---- Data shown

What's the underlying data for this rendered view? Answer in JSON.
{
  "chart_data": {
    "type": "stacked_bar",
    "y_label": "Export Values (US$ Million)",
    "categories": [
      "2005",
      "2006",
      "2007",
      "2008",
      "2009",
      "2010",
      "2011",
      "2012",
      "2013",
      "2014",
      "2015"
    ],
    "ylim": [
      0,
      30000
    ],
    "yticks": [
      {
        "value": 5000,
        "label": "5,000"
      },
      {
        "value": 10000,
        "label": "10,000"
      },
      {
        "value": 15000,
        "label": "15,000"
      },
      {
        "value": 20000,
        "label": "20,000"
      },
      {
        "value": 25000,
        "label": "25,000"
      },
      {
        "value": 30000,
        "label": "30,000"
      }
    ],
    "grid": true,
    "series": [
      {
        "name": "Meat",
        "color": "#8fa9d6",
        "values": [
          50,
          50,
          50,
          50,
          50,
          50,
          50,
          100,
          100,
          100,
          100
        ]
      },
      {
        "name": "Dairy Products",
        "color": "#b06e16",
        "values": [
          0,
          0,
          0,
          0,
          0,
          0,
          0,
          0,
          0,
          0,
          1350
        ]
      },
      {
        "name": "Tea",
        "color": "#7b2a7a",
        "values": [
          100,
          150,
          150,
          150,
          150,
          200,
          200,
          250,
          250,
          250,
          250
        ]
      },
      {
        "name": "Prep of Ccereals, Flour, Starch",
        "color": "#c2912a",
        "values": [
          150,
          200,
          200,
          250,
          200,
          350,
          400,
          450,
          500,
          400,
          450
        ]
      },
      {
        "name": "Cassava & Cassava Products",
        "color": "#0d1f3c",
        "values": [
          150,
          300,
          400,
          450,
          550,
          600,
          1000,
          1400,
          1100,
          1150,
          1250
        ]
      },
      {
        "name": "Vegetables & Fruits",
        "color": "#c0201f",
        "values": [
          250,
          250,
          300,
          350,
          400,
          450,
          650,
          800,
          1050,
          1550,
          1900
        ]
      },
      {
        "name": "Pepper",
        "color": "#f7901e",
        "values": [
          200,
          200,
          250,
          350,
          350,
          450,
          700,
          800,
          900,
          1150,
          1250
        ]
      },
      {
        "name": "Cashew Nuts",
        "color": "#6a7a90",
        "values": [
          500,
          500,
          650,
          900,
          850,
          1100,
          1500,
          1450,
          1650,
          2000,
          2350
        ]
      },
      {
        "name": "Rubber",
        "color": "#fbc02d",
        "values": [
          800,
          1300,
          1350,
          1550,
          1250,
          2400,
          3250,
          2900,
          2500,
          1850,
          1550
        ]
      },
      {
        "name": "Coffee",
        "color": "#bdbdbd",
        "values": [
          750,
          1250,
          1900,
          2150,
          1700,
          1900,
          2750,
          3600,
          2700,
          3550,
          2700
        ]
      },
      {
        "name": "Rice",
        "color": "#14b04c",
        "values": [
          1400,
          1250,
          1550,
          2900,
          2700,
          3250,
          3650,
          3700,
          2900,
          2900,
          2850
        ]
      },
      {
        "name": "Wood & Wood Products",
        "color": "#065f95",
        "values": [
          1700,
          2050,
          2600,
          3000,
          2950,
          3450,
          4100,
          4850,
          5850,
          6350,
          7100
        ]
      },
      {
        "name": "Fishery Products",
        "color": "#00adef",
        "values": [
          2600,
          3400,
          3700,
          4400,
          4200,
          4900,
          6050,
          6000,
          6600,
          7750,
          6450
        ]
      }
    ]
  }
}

--------

» **To be done**
Copy out each line above, character for character.

» **Solution to the problem**
What's the underlying data for this rendered view? Answer in JSON.
{
  "chart_data": {
    "type": "stacked_bar",
    "y_label": "Export Values (US$ Million)",
    "categories": [
      "2005",
      "2006",
      "2007",
      "2008",
      "2009",
      "2010",
      "2011",
      "2012",
      "2013",
      "2014",
      "2015"
    ],
    "ylim": [
      0,
      30000
    ],
    "yticks": [
      {
        "value": 5000,
        "label": "5,000"
      },
      {
        "value": 10000,
        "label": "10,000"
      },
      {
        "value": 15000,
        "label": "15,000"
      },
      {
        "value": 20000,
        "label": "20,000"
      },
      {
        "value": 25000,
        "label": "25,000"
      },
      {
        "value": 30000,
        "label": "30,000"
      }
    ],
    "grid": true,
    "series": [
      {
        "name": "Meat",
        "color": "#8fa9d6",
        "values": [
          50,
          50,
          50,
          50,
          50,
          50,
          50,
          100,
          100,
          100,
          100
        ]
      },
      {
        "name": "Dairy Products",
        "color": "#b06e16",
        "values": [
          0,
          0,
          0,
          0,
          0,
          0,
          0,
          0,
          0,
          0,
          1350
        ]
      },
      {
        "name": "Tea",
        "color": "#7b2a7a",
        "values": [
          100,
          150,
          150,
          150,
          150,
          200,
          200,
          250,
          250,
          250,
          250
        ]
      },
      {
        "name": "Prep of Ccereals, Flour, Starch",
        "color": "#c2912a",
        "values": [
          150,
          200,
          200,
          250,
          200,
          350,
          400,
          450,
          500,
          400,
          450
        ]
      },
      {
        "name": "Cassava & Cassava Products",
        "color": "#0d1f3c",
        "values": [
          150,
          300,
          400,
          450,
          550,
          600,
          1000,
          1400,
          1100,
          1150,
          1250
        ]
      },
      {
        "name": "Vegetables & Fruits",
        "color": "#c0201f",
        "values": [
          250,
          250,
          300,
          350,
          400,
          450,
          650,
          800,
          1050,
          1550,
          1900
        ]
      },
      {
        "name": "Pepper",
        "color": "#f7901e",
        "values": [
          200,
          200,
          250,
          350,
          350,
          450,
          700,
          800,
          900,
          1150,
          1250
        ]
      },
      {
        "name": "Cashew Nuts",
        "color": "#6a7a90",
        "values": [
          500,
          500,
          650,
          900,
          850,
          1100,
          1500,
          1450,
          1650,
          2000,
          2350
        ]
      },
      {
        "name": "Rubber",
        "color": "#fbc02d",
        "values": [
          800,
          1300,
          1350,
          1550,
          1250,
          2400,
          3250,
          2900,
          2500,
          1850,
          1550
        ]
      },
      {
        "name": "Coffee",
        "color": "#bdbdbd",
        "values": [
          750,
          1250,
          1900,
          2150,
          1700,
          1900,
          2750,
          3600,
          2700,
          3550,
          2700
        ]
      },
      {
        "name": "Rice",
        "color": "#14b04c",
        "values": [
          1400,
          1250,
          1550,
          2900,
          2700,
          3250,
          3650,
          3700,
          2900,
          2900,
          2850
        ]
      },
      {
        "name": "Wood & Wood Products",
        "color": "#065f95",
        "values": [
          1700,
          2050,
          2600,
          3000,
          2950,
          3450,
          4100,
          4850,
          5850,
          6350,
          7100
        ]
      },
      {
        "name": "Fishery Products",
        "color": "#00adef",
        "values": [
          2600,
          3400,
          3700,
          4400,
          4200,
          4900,
          6050,
          6000,
          6600,
          7750,
          6450
        ]
      }
    ]
  }
}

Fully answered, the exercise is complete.